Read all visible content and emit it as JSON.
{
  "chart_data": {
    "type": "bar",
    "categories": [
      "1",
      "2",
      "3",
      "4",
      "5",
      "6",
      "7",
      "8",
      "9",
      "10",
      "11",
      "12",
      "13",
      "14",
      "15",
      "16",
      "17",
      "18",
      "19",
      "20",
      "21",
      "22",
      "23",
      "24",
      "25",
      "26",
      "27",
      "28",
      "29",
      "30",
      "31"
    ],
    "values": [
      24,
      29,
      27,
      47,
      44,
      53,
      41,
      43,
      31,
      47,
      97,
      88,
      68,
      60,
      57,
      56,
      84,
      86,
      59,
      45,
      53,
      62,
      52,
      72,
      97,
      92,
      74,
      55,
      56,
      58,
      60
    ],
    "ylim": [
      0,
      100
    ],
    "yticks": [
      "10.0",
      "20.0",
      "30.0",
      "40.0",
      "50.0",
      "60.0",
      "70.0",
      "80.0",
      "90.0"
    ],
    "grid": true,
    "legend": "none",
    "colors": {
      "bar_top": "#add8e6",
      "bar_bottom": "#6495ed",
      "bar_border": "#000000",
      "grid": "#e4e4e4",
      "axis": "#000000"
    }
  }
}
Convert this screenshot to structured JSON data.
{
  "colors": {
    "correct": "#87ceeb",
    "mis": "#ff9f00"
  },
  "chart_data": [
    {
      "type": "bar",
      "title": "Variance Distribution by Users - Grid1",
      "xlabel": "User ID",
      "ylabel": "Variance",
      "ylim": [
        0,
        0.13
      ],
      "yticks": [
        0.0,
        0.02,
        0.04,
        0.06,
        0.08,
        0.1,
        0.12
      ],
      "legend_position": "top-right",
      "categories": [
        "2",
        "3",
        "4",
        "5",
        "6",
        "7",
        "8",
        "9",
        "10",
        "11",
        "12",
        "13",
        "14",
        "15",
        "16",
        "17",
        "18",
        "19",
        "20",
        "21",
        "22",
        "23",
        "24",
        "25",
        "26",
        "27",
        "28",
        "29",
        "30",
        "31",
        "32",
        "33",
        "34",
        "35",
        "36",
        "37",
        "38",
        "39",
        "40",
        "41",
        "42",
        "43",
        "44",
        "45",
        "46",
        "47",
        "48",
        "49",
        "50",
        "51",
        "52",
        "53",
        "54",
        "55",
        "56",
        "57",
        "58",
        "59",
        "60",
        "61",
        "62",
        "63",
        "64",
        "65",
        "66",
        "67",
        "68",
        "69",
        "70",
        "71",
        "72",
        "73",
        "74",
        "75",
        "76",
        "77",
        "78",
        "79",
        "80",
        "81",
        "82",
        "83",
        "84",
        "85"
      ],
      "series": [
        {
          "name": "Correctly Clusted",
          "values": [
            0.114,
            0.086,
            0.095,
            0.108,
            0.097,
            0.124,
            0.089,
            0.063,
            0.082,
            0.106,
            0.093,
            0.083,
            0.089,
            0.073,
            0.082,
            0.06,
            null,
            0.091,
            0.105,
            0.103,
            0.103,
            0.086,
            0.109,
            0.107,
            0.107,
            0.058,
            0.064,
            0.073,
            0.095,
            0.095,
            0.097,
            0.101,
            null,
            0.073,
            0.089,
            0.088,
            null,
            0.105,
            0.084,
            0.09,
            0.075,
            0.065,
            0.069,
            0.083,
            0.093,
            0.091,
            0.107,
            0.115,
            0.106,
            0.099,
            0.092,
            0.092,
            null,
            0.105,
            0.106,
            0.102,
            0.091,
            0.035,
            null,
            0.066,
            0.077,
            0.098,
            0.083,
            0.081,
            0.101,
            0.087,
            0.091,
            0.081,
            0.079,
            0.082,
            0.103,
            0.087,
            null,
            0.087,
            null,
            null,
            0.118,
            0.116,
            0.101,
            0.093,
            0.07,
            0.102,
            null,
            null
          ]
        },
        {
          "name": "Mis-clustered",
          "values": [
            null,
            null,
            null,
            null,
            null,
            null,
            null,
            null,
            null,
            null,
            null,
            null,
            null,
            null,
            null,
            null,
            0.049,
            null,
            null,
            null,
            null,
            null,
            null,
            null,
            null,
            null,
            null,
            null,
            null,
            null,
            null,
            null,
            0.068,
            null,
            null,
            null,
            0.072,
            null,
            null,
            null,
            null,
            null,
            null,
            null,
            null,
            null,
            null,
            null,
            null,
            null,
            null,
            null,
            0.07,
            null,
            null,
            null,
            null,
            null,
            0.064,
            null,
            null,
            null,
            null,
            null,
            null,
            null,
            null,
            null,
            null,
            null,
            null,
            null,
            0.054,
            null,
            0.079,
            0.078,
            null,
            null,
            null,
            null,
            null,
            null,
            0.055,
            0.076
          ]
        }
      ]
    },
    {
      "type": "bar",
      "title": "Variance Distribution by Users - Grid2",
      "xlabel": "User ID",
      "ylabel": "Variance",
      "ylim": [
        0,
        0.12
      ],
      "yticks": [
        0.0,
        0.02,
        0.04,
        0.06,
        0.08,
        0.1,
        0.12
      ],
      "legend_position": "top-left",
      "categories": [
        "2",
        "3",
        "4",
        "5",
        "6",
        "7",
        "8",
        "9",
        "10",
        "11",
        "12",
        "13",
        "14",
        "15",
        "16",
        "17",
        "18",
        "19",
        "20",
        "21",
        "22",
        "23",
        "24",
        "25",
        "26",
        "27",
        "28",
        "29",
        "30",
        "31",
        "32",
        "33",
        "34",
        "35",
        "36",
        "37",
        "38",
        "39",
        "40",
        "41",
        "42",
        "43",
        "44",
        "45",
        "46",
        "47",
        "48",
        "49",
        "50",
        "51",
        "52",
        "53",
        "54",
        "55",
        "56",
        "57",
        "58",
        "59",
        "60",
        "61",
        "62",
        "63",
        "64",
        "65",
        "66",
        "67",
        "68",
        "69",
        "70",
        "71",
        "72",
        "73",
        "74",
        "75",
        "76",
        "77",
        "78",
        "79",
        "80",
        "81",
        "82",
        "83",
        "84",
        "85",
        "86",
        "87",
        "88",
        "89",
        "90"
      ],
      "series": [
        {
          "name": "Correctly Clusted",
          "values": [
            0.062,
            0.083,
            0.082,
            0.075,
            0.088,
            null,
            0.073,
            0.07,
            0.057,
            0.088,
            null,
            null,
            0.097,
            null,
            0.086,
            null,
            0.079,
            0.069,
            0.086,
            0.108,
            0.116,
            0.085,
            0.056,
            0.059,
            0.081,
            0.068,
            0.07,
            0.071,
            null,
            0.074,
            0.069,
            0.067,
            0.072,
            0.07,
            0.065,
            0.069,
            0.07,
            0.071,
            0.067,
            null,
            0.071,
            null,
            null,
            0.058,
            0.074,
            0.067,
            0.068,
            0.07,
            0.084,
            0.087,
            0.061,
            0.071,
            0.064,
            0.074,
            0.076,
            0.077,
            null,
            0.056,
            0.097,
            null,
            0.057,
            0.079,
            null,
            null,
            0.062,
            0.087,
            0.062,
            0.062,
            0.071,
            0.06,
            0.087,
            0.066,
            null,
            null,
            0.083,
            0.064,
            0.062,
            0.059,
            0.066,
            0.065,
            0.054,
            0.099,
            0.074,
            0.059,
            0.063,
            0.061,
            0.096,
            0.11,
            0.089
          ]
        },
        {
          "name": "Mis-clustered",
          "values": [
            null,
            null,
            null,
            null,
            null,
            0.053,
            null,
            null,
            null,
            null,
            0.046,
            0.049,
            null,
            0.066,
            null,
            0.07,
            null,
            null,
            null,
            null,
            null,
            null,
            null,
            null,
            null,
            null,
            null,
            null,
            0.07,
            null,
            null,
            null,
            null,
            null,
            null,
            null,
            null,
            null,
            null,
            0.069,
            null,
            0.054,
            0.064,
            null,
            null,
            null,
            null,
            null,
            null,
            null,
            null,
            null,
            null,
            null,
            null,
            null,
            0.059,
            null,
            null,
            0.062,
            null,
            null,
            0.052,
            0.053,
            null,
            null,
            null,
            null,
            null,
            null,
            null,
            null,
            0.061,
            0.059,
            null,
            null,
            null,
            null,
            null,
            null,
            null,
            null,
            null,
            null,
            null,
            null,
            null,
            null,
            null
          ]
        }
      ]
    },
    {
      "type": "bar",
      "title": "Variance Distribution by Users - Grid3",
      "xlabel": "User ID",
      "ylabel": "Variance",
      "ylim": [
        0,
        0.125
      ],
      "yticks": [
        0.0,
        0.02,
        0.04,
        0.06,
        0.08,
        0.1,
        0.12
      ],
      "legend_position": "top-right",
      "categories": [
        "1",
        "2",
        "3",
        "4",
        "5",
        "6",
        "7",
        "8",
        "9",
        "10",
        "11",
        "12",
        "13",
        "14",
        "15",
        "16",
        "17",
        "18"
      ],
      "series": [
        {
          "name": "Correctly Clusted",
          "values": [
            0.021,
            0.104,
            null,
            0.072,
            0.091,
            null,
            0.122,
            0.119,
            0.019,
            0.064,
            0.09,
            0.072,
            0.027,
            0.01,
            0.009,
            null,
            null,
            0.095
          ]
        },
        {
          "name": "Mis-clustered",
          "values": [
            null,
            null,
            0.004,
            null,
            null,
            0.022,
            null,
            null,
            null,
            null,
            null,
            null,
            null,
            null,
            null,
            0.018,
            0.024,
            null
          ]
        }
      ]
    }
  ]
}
——————
From the data, list each line in which the string "JSON" appears.

● TASK RESPONSE:
Read all visible content and emit it as JSON.
Convert this screenshot to structured JSON data.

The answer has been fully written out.